What the task requires: Output the lines below exactly as they appear, starting at the line that contains "Patent image size: (842, 883)." and ending at the line that contains "The flow-through holes 190 is at (288, 395).", with both of those lines included.

[Data records]
— begin —

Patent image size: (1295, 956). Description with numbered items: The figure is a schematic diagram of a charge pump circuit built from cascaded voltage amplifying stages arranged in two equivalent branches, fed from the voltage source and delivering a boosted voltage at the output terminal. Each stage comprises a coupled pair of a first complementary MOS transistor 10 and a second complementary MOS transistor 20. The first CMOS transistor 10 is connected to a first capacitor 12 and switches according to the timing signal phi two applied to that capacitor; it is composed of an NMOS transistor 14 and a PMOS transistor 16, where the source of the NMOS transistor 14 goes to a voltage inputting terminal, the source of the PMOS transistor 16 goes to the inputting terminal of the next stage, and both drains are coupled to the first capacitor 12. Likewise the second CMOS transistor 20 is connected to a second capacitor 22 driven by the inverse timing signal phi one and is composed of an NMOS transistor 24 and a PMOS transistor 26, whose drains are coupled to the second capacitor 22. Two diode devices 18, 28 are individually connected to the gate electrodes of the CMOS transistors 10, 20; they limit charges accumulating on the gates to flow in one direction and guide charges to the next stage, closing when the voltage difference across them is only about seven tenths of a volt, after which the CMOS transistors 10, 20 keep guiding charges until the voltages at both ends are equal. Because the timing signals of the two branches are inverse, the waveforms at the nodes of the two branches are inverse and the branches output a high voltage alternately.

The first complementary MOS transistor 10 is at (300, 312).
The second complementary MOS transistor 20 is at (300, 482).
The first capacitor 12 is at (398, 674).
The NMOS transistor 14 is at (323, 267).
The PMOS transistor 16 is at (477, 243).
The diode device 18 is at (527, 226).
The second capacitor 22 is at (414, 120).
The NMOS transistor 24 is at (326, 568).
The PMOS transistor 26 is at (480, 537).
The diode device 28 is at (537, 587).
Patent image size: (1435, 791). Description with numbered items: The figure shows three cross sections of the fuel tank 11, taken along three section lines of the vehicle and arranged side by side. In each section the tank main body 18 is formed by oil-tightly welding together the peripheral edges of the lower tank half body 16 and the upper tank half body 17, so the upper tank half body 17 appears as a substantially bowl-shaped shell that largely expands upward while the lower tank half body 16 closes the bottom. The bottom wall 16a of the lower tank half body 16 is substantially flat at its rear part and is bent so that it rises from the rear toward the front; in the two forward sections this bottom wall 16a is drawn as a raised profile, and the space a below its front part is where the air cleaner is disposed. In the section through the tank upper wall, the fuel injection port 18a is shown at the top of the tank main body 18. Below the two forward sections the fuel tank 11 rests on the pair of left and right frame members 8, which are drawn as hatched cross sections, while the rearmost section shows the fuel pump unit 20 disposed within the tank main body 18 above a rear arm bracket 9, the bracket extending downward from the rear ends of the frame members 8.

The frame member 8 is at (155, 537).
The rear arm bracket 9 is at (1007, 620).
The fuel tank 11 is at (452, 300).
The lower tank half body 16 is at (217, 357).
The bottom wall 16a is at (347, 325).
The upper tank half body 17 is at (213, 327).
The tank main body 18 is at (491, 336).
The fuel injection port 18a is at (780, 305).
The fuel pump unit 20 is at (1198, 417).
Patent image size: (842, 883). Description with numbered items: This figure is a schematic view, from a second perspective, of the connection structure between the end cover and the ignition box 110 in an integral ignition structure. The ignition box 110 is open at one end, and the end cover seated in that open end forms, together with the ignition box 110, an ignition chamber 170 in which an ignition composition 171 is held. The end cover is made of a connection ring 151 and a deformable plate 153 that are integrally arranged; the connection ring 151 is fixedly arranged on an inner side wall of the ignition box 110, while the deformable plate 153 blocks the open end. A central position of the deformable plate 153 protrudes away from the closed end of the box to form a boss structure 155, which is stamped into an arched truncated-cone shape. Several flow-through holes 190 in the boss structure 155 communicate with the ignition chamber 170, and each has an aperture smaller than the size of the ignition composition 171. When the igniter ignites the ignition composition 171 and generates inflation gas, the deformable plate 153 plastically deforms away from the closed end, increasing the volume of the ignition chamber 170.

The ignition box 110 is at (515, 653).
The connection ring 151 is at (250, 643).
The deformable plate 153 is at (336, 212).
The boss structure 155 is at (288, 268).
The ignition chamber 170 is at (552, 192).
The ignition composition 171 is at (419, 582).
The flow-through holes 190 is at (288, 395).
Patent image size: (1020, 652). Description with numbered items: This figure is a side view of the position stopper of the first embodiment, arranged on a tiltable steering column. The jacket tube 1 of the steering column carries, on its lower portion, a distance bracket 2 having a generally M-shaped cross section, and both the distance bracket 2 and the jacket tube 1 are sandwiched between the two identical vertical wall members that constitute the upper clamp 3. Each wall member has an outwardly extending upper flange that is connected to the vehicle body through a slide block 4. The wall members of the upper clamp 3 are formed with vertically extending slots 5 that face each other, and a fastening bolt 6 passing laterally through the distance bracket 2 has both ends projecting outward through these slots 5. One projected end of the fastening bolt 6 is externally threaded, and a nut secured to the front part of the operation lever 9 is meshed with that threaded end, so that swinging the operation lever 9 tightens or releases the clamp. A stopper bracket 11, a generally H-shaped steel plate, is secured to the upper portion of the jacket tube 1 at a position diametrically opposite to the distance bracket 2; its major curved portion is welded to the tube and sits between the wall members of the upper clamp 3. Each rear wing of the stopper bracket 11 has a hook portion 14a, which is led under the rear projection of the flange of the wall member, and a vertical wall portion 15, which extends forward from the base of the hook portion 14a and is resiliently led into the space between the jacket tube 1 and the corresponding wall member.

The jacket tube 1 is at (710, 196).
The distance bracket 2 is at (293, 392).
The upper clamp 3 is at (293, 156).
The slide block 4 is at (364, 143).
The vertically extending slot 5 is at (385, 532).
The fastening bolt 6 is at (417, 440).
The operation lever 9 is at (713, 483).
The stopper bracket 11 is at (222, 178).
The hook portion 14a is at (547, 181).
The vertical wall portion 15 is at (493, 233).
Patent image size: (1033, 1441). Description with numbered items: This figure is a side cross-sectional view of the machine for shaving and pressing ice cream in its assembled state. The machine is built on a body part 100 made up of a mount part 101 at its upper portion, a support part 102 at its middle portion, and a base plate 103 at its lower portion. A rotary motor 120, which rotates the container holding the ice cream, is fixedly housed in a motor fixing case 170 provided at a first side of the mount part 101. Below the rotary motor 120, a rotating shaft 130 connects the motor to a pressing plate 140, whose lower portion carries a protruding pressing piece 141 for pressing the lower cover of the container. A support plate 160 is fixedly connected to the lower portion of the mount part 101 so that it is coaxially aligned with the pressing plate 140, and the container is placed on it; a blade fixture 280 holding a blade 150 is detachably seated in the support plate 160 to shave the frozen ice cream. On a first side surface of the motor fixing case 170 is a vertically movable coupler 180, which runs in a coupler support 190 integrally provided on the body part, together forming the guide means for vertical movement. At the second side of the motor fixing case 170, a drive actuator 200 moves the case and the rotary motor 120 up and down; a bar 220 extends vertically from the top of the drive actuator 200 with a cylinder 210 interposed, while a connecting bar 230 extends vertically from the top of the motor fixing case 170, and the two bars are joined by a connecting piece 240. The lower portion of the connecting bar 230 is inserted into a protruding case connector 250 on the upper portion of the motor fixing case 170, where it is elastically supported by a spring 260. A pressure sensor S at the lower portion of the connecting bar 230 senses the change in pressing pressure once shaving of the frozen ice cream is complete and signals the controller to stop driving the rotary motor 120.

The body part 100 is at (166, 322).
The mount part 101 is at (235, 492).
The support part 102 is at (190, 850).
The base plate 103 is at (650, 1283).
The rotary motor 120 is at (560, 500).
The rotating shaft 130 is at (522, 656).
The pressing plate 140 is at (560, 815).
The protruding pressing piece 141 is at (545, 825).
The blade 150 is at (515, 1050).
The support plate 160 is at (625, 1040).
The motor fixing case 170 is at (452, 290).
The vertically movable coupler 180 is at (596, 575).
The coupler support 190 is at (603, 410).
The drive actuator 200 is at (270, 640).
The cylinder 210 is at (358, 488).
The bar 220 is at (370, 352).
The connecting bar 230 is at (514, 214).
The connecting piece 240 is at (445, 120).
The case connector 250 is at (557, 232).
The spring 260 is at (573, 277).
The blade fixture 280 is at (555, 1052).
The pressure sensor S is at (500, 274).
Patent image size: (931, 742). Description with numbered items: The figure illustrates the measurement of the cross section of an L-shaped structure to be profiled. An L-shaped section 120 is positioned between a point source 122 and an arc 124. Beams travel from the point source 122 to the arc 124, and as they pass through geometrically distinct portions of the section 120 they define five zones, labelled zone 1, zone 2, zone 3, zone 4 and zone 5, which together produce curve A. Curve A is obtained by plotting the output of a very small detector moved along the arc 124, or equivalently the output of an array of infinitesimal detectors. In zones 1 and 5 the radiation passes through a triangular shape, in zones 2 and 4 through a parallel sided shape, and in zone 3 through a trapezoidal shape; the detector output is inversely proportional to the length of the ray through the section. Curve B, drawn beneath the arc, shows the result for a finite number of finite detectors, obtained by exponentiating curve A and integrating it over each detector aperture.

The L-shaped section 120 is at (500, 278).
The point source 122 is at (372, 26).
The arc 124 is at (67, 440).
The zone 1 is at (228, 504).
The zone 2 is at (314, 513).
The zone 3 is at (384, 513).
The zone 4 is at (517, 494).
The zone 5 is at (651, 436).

— end —

Correct result:
Patent image size: (842, 883). Description with numbered items: This figure is a schematic view, from a second perspective, of the connection structure between the end cover and the ignition box 110 in an integral ignition structure. The ignition box 110 is open at one end, and the end cover seated in that open end forms, together with the ignition box 110, an ignition chamber 170 in which an ignition composition 171 is held. The end cover is made of a connection ring 151 and a deformable plate 153 that are integrally arranged; the connection ring 151 is fixedly arranged on an inner side wall of the ignition box 110, while the deformable plate 153 blocks the open end. A central position of the deformable plate 153 protrudes away from the closed end of the box to form a boss structure 155, which is stamped into an arched truncated-cone shape. Several flow-through holes 190 in the boss structure 155 communicate with the ignition chamber 170, and each has an aperture smaller than the size of the ignition composition 171. When the igniter ignites the ignition composition 171 and generates inflation gas, the deformable plate 153 plastically deforms away from the closed end, increasing the volume of the ignition chamber 170.

The ignition box 110 is at (515, 653).
The connection ring 151 is at (250, 643).
The deformable plate 153 is at (336, 212).
The boss structure 155 is at (288, 268).
The ignition chamber 170 is at (552, 192).
The ignition composition 171 is at (419, 582).
The flow-through holes 190 is at (288, 395).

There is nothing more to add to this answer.